-- The task --
Pull every line containing "труда" out of the material below.

-=-=-

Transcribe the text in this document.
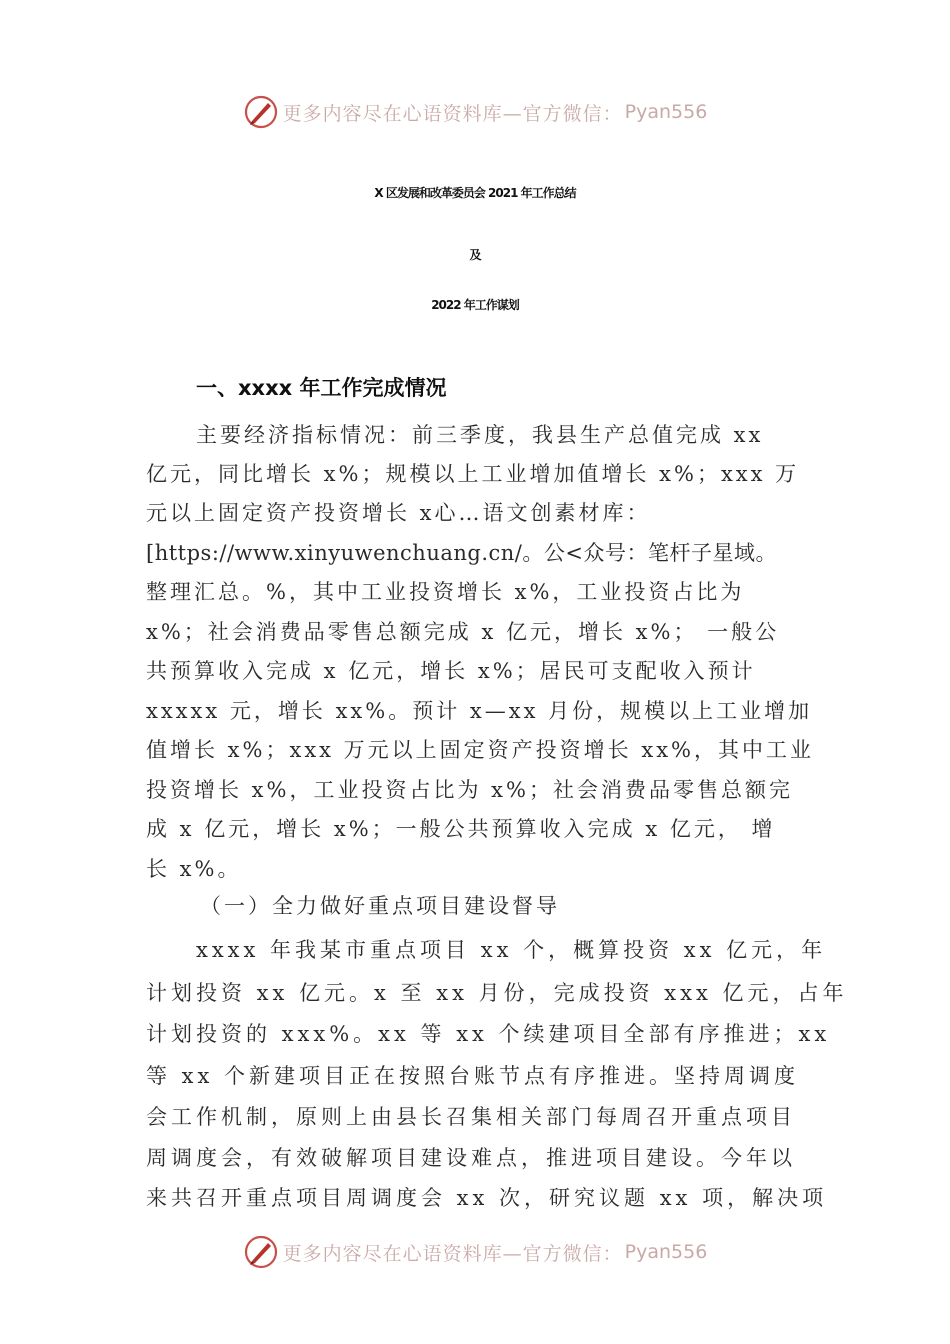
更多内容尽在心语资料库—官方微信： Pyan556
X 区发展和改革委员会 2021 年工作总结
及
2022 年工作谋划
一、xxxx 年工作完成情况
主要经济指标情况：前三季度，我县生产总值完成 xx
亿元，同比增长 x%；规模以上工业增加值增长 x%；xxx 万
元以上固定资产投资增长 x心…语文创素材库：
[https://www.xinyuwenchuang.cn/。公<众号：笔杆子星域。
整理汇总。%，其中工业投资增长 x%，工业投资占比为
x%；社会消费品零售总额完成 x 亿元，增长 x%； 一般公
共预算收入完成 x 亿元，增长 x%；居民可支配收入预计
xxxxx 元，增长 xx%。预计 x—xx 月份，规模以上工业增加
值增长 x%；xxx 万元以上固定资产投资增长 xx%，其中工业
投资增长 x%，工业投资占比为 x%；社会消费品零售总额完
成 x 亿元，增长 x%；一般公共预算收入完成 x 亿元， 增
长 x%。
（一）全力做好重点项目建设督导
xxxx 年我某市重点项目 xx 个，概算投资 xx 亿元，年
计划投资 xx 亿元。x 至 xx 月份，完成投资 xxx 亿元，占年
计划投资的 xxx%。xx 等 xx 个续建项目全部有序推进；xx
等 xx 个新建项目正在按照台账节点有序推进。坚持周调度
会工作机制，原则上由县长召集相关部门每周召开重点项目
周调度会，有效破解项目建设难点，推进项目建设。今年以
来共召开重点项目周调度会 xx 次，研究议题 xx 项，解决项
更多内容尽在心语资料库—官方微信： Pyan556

-=-=-

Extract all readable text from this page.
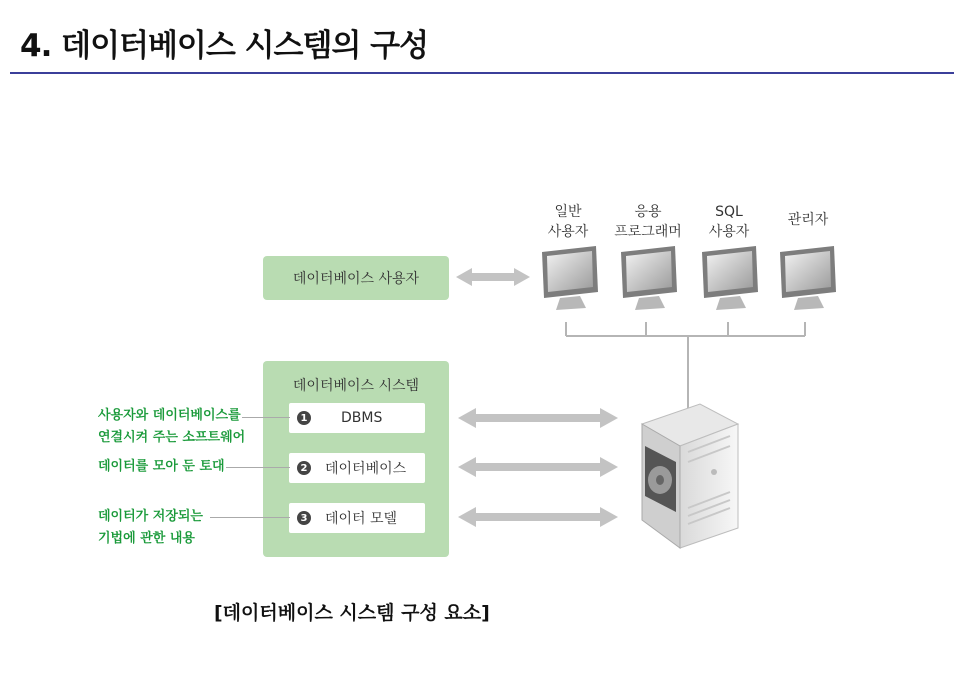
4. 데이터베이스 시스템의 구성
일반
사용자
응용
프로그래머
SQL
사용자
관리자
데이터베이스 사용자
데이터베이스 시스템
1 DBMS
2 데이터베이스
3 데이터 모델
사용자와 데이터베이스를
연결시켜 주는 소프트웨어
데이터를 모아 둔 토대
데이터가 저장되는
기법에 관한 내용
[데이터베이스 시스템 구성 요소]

-=-=-

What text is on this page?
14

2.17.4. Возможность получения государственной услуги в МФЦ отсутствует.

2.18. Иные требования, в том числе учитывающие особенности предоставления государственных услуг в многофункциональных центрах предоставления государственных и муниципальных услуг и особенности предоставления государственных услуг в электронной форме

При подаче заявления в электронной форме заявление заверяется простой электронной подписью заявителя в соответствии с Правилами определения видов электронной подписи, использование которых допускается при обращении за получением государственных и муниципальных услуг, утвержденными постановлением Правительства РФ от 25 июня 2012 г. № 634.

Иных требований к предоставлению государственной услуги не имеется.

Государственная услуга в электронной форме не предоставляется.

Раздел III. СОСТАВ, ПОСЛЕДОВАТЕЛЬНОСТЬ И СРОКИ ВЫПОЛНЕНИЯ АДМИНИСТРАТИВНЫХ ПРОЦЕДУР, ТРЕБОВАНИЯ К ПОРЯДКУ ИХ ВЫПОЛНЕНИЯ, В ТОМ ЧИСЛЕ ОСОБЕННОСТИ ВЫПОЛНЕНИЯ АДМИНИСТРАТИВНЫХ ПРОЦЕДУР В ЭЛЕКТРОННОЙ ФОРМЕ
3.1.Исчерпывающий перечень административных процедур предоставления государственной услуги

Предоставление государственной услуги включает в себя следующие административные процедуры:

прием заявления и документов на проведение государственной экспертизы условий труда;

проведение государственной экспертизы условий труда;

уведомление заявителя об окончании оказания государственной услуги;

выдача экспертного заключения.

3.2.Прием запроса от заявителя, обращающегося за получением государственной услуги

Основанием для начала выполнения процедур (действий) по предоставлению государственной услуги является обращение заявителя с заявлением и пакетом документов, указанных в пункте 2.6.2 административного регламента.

-=-=-

-- Final answer --
прием заявления и документов на проведение государственной экспертизы условий труда;
проведение государственной экспертизы условий труда;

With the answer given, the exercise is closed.